BEGIN DATASET
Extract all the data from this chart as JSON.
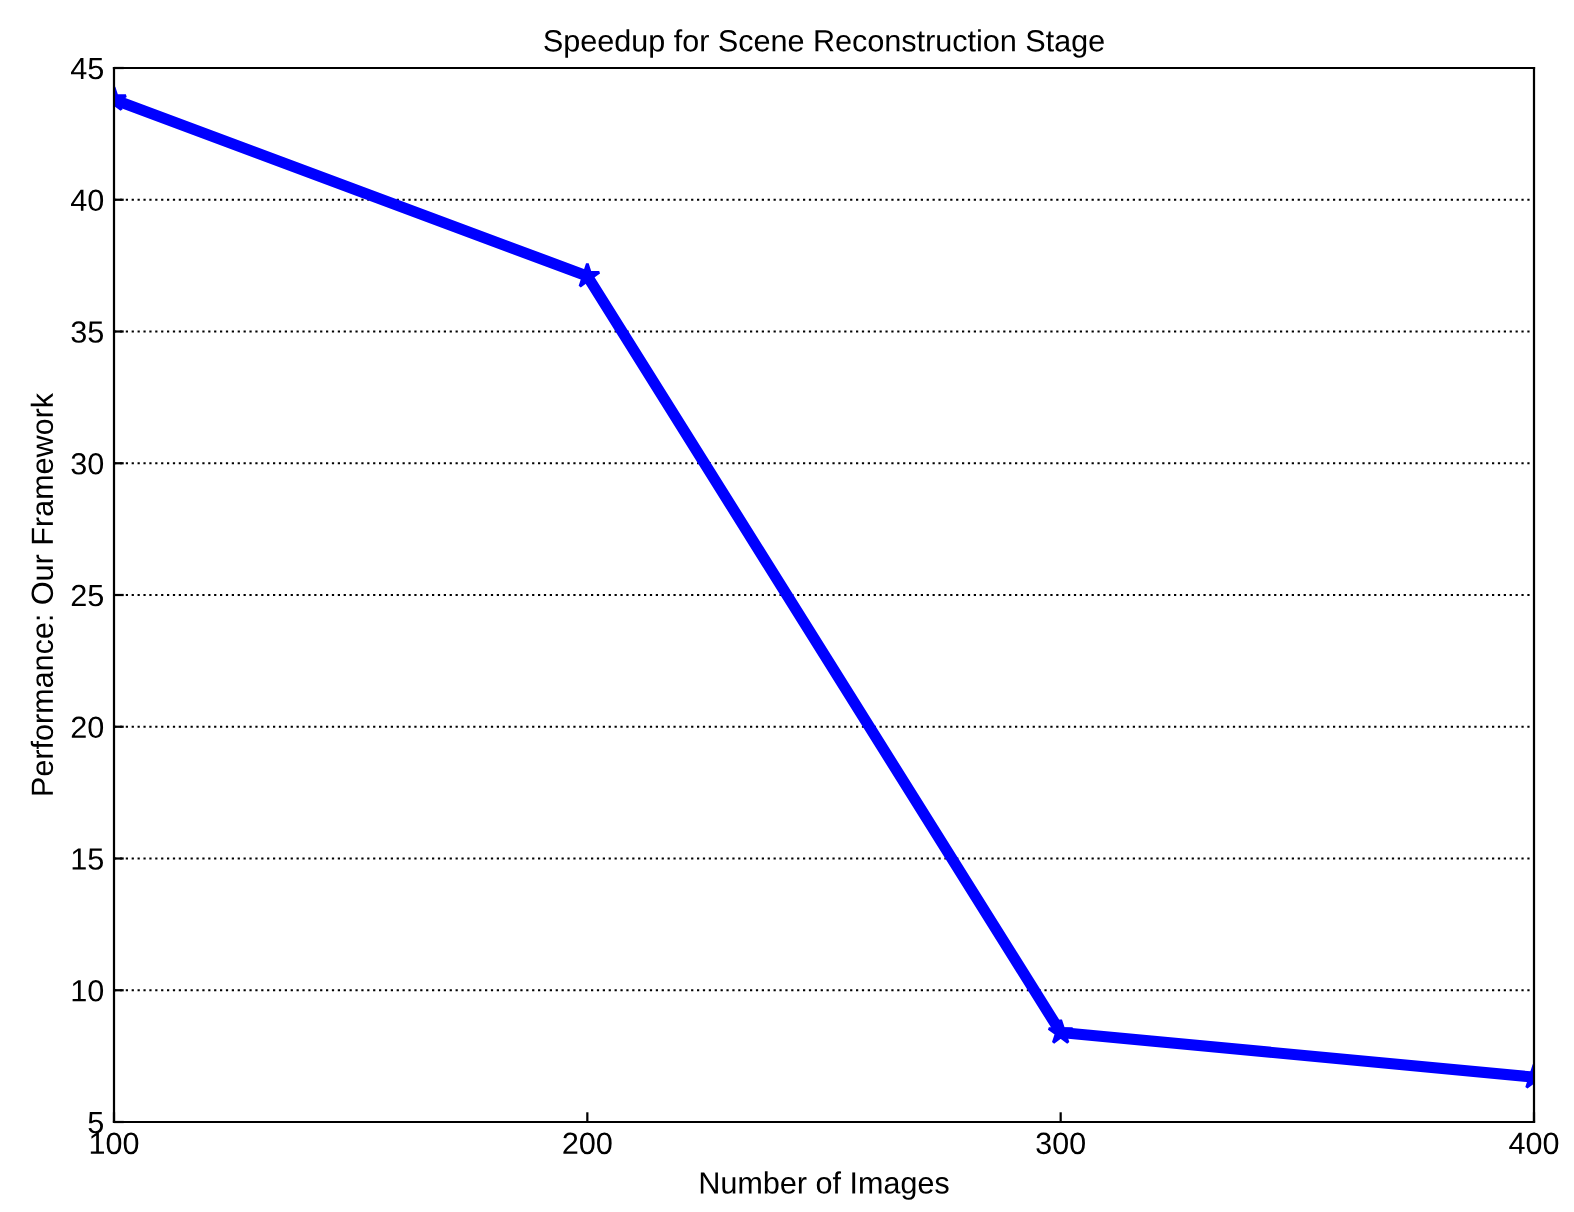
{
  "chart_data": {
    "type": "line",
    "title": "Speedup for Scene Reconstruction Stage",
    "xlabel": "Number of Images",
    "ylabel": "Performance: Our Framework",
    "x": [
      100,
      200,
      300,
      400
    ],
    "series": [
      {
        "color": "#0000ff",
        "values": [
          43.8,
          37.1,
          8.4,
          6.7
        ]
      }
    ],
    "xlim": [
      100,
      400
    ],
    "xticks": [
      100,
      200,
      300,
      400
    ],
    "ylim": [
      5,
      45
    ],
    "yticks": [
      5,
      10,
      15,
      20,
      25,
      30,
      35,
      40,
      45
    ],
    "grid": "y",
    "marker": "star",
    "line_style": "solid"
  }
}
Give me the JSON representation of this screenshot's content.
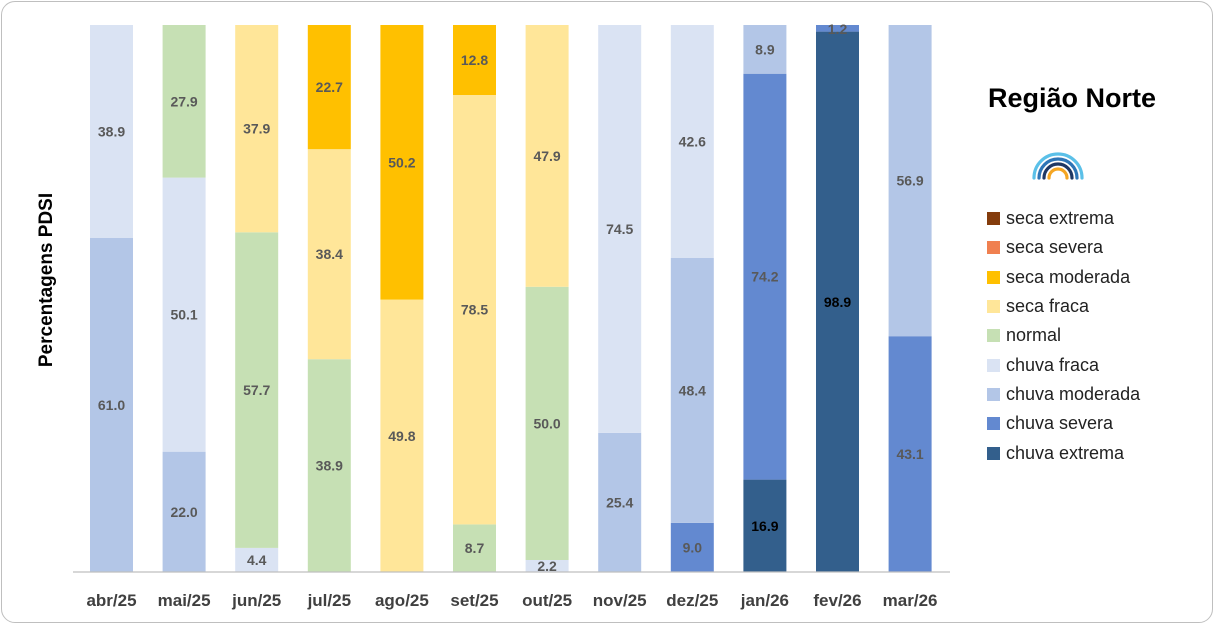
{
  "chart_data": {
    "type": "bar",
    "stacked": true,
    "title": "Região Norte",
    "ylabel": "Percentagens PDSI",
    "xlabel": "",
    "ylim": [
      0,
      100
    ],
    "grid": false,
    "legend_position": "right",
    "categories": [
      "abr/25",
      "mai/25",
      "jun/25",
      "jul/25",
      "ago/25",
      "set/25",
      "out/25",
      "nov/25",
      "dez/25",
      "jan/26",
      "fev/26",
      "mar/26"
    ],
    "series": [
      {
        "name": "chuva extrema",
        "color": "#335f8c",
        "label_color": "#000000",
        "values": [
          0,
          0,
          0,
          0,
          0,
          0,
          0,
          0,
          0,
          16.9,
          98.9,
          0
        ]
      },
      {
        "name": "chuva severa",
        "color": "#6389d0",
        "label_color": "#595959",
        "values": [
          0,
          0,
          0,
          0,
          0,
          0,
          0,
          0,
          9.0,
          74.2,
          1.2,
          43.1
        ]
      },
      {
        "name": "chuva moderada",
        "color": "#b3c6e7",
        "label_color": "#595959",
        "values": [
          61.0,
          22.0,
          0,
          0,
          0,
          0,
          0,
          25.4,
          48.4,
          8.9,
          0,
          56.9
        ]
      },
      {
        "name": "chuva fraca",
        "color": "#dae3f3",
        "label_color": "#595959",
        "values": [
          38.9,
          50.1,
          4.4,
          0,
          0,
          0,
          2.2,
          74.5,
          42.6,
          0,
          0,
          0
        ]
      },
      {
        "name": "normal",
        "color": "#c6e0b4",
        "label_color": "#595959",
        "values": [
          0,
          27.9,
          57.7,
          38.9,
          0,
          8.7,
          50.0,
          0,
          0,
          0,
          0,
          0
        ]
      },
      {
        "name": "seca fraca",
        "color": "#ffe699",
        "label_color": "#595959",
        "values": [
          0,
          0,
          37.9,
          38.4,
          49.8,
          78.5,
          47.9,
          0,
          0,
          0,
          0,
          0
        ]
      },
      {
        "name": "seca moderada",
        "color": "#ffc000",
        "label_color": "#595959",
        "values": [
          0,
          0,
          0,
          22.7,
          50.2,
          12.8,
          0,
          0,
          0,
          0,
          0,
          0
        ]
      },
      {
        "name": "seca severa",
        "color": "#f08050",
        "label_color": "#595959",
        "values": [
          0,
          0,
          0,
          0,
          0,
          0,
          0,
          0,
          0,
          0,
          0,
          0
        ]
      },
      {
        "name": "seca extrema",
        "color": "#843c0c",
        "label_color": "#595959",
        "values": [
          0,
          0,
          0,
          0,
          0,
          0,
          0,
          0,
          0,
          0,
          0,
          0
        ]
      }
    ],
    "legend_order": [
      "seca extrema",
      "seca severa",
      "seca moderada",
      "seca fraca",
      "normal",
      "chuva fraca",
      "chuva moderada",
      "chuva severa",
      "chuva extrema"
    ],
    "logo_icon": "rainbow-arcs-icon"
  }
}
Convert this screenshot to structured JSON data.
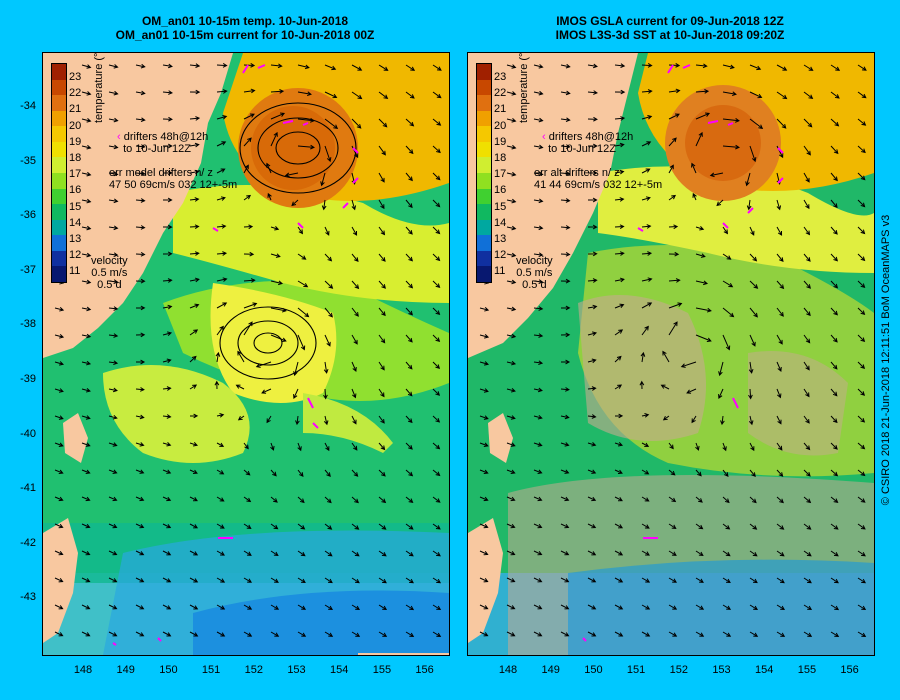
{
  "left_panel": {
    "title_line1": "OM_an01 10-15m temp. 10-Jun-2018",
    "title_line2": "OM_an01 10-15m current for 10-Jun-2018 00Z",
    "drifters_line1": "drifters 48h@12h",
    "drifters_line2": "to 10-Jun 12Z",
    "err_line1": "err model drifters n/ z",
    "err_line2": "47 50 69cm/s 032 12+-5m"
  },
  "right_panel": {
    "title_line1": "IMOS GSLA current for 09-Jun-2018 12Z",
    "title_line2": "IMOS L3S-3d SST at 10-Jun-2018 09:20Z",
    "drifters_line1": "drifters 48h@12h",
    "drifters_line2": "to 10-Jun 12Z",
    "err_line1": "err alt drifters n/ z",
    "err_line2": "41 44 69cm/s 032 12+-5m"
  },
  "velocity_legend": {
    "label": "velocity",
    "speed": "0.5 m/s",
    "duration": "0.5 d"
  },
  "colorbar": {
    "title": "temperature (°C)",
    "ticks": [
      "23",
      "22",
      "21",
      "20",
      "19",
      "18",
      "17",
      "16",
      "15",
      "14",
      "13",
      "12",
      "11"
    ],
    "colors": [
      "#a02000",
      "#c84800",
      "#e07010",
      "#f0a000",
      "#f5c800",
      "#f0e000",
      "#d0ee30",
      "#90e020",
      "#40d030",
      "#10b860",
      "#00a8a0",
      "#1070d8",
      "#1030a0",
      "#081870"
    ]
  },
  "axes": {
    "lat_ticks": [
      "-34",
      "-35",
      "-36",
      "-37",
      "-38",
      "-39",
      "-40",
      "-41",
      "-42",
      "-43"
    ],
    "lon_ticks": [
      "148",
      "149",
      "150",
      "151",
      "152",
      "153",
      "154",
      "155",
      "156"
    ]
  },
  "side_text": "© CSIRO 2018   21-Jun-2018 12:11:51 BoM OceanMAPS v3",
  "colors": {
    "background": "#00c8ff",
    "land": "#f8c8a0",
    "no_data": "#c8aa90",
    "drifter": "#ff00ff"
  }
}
END DATASET
### CHALLENGE
Say only how many lines in the records carry the word "this".

### REPLY TO THE TASK
3